## Problem to solve
Determine which lines of the records include the word "Reach", and copy them.

## Exercise data
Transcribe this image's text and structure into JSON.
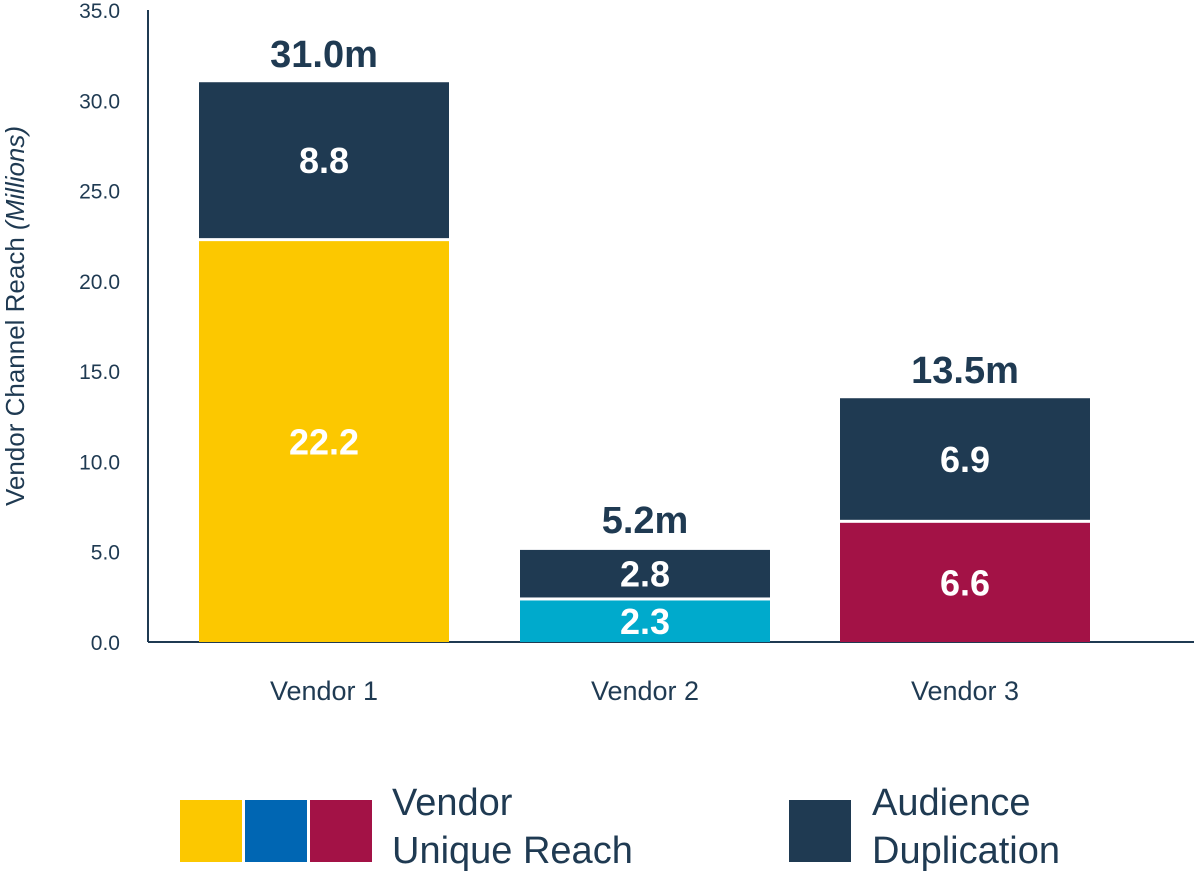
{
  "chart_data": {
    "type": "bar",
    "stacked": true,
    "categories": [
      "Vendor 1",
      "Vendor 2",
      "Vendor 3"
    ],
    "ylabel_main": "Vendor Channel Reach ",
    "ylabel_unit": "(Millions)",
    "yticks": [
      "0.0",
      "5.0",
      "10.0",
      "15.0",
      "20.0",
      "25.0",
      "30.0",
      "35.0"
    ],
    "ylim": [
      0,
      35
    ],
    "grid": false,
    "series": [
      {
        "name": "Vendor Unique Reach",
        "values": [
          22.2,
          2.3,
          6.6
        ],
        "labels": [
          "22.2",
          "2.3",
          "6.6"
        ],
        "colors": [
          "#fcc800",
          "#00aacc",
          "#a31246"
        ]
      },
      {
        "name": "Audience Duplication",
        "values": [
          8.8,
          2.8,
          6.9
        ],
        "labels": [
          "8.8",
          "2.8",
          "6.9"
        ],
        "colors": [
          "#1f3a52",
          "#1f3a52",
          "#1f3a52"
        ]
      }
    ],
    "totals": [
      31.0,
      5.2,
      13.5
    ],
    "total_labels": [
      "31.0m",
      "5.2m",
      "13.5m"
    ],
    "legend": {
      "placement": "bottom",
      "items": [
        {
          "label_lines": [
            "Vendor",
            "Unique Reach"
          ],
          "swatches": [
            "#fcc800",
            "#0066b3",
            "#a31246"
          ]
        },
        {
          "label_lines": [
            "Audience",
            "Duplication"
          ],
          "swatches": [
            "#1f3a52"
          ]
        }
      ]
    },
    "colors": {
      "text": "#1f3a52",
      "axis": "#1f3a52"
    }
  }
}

* * *

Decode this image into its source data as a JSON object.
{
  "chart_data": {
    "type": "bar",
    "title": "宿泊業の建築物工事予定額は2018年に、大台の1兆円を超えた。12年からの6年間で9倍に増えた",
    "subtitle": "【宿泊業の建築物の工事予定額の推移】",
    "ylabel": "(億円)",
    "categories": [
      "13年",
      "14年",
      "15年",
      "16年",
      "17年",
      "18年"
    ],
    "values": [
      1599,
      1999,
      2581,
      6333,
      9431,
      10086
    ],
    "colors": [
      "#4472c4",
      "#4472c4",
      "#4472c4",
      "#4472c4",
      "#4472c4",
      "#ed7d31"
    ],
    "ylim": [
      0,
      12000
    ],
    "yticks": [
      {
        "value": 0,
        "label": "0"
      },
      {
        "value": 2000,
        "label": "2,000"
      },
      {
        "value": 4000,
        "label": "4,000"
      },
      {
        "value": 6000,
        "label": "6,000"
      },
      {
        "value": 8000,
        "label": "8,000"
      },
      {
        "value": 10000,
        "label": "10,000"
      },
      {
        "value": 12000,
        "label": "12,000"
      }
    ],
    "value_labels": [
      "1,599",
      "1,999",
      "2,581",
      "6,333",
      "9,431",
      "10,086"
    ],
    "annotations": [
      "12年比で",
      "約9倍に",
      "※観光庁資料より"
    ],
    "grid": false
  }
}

## Reply to the exercise
    "ylabel_main": "Vendor Channel Reach ",
        "name": "Vendor Unique Reach",
            "Unique Reach"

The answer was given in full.